Problem statement: Track down every line below that holds "degrees" and copy it.
--- START OF Recorded information ---
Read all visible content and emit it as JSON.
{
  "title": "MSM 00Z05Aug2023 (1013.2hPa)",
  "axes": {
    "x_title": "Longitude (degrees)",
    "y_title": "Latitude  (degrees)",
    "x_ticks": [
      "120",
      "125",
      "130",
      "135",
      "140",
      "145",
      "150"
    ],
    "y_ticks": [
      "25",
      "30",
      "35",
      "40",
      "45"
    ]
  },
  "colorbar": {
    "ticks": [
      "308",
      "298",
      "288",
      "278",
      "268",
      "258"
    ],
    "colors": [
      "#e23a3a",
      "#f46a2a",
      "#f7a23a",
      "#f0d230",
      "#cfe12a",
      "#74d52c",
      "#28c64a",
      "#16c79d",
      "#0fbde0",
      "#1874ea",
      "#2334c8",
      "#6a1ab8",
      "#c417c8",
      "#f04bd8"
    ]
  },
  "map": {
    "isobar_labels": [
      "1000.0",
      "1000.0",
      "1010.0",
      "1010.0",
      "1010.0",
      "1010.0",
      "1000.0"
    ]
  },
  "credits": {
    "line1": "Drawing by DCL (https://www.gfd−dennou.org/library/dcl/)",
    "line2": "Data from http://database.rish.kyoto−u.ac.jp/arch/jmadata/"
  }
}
--- END OF Recorded information ---
Solution to the exercise:
    "x_title": "Longitude (degrees)",
    "y_title": "Latitude  (degrees)",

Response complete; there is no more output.